Exercise material
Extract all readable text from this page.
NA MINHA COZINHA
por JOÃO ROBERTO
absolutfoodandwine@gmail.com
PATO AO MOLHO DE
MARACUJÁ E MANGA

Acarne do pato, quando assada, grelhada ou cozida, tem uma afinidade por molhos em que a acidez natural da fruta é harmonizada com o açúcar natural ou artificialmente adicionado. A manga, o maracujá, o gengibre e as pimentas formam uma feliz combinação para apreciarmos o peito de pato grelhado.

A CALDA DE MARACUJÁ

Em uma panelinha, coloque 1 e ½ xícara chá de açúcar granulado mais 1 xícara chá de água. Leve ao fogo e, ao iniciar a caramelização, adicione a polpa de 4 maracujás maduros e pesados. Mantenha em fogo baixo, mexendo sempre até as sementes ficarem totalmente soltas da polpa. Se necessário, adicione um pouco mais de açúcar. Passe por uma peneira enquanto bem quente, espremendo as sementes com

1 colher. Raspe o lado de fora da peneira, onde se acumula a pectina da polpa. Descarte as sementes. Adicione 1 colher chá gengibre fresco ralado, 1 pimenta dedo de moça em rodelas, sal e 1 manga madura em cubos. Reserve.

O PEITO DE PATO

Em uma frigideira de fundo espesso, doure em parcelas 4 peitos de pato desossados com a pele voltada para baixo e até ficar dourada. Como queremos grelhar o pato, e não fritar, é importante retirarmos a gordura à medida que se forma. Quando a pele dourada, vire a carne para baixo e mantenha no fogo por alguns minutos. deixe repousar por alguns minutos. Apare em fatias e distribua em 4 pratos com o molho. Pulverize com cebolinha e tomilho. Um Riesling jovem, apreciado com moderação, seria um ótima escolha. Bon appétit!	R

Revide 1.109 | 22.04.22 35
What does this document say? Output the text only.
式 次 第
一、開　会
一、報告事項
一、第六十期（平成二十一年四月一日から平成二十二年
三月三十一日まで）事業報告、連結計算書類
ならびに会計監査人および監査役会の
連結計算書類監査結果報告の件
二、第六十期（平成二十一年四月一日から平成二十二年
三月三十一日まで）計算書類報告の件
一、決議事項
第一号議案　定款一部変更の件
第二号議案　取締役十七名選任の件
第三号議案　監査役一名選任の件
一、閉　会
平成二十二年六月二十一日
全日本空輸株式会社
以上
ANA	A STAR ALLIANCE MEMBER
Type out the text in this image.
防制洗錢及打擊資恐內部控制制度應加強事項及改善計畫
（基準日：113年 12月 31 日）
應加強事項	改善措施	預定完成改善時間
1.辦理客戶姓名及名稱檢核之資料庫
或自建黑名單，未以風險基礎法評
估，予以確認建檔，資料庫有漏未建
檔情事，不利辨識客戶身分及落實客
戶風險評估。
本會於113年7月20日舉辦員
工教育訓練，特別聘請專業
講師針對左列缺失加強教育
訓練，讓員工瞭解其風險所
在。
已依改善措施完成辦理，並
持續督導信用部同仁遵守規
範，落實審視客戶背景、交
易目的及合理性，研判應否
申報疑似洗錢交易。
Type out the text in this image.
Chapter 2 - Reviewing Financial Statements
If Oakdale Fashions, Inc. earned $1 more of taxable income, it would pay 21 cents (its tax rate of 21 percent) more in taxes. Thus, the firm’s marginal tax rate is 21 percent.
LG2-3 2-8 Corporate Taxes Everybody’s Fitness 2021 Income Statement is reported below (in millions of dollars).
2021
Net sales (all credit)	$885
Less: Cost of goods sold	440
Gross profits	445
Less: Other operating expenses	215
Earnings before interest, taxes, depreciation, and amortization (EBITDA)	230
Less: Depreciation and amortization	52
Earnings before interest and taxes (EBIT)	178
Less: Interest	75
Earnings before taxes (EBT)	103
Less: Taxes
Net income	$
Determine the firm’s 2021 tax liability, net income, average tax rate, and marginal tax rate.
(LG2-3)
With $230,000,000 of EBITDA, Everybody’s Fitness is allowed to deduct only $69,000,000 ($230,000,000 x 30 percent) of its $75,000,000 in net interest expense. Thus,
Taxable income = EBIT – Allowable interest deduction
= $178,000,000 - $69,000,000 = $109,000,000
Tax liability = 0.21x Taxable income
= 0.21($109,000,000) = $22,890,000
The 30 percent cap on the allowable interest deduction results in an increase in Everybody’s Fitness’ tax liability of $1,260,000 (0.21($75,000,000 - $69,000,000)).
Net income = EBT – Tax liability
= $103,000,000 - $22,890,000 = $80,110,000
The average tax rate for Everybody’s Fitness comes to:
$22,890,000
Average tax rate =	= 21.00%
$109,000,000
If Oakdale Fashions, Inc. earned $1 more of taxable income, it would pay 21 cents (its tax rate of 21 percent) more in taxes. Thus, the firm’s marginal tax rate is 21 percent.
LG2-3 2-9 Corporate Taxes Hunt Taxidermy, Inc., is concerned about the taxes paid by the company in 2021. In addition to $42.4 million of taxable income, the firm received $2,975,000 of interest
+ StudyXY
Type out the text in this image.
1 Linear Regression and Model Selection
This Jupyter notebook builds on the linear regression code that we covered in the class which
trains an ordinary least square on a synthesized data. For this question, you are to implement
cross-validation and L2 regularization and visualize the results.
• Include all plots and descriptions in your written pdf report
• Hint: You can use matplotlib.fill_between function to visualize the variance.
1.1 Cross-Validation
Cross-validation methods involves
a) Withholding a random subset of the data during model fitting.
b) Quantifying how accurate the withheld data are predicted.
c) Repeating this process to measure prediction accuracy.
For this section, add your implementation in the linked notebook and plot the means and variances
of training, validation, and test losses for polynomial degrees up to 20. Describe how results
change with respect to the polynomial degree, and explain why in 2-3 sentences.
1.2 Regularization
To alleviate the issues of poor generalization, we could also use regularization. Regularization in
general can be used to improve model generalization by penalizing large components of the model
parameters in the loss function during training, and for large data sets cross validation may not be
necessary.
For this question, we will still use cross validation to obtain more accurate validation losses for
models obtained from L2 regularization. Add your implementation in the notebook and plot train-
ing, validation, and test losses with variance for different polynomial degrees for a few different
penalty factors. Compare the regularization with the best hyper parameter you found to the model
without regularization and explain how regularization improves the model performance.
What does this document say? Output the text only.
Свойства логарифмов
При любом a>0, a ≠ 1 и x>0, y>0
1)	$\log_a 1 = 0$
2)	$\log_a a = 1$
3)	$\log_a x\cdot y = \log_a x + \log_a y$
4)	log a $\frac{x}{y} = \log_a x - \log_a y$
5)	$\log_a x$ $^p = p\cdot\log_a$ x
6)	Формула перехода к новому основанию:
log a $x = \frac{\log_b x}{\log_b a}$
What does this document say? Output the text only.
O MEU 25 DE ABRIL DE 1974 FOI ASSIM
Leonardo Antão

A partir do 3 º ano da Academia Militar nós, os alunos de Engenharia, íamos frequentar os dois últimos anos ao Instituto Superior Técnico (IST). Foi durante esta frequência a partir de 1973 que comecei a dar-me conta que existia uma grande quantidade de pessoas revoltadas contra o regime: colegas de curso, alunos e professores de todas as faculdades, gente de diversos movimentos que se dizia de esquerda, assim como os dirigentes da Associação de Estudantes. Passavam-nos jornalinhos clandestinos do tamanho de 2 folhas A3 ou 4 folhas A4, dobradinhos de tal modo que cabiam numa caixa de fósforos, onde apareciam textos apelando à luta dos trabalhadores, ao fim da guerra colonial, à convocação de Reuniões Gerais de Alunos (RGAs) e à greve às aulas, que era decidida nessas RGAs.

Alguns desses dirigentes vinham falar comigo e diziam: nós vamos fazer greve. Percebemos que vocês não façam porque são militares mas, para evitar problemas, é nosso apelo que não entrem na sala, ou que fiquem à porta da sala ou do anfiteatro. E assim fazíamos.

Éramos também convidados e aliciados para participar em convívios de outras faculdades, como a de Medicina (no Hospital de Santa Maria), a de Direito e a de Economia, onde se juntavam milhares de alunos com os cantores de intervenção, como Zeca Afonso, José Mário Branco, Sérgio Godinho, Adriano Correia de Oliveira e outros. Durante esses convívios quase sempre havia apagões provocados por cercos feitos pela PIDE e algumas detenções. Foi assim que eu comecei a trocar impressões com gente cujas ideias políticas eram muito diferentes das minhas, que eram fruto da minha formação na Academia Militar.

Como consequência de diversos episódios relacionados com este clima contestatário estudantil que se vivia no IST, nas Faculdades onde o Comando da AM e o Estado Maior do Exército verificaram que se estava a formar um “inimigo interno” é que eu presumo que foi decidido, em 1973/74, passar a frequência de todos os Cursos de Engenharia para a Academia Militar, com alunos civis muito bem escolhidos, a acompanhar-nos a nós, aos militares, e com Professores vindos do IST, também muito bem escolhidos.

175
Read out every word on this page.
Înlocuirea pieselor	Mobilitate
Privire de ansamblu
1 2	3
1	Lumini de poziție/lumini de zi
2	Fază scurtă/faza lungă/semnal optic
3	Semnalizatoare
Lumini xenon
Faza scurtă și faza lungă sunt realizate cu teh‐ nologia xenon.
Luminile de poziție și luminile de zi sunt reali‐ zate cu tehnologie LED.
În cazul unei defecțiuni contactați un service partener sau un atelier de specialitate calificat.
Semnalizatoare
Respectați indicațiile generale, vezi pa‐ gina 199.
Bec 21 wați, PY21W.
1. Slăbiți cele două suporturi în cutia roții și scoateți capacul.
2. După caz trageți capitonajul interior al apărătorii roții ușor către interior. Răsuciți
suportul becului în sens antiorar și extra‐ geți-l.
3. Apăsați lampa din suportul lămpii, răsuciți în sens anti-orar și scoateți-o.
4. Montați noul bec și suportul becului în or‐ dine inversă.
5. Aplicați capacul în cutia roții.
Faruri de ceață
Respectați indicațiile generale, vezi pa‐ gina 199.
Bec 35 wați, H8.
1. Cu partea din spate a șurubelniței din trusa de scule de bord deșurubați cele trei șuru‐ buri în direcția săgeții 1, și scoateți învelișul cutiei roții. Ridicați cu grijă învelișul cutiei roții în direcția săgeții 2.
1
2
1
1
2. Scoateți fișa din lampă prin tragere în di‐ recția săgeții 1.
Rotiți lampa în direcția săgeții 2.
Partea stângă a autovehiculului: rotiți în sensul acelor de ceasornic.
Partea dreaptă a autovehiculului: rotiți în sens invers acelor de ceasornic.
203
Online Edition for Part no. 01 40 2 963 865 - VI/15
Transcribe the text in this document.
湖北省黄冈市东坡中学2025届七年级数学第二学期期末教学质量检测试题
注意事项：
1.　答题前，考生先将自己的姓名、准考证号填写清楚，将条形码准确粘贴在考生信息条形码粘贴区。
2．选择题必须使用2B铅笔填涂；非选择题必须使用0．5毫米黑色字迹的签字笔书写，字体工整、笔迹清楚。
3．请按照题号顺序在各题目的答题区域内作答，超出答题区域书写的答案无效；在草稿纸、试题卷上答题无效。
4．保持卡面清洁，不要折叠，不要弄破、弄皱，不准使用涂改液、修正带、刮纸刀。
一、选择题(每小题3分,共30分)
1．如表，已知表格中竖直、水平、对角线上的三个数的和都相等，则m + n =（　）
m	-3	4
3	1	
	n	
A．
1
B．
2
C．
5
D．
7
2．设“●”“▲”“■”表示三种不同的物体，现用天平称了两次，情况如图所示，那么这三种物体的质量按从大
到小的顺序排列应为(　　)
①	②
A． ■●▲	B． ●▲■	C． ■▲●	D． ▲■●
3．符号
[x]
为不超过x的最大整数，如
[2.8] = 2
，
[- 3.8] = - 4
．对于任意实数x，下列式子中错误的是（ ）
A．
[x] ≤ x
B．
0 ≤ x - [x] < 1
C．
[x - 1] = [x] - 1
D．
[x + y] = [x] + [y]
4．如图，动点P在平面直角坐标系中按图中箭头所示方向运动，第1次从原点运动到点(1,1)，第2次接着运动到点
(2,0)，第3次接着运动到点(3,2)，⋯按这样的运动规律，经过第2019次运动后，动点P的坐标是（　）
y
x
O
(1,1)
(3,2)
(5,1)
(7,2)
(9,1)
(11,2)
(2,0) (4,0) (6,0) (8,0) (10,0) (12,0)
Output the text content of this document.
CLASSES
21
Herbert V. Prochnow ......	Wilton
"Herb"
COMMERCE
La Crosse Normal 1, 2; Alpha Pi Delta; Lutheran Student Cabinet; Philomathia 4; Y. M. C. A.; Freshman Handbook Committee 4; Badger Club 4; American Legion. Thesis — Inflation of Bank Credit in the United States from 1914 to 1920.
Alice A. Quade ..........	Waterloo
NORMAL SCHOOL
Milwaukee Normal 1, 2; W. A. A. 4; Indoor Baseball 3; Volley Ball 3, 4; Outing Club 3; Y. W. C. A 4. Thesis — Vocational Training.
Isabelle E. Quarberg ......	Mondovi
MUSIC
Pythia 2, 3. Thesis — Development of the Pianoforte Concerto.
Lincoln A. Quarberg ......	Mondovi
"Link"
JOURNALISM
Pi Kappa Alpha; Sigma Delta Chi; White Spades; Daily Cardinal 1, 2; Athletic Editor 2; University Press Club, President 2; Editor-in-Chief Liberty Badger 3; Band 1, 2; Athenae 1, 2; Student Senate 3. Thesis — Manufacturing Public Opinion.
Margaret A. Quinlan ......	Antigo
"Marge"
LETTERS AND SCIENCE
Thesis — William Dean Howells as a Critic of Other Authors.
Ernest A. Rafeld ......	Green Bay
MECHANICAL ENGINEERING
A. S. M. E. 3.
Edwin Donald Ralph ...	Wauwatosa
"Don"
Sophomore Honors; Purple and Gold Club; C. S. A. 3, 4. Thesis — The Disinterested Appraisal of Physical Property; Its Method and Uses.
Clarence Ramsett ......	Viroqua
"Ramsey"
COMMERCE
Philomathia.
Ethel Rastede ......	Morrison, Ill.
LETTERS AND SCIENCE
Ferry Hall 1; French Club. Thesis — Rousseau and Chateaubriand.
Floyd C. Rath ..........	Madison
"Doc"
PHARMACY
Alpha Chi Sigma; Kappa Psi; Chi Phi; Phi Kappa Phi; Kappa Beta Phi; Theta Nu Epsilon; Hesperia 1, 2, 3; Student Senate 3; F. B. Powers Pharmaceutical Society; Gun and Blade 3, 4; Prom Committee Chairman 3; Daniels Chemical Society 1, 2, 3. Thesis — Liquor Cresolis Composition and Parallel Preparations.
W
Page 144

Goal
Scan the material and collect every line that contains "becului".

Answer to this task
suportul becului în sens antiorar și extra‐ geți-l.
4. Montați noul bec și suportul becului în or‐ dine inversă.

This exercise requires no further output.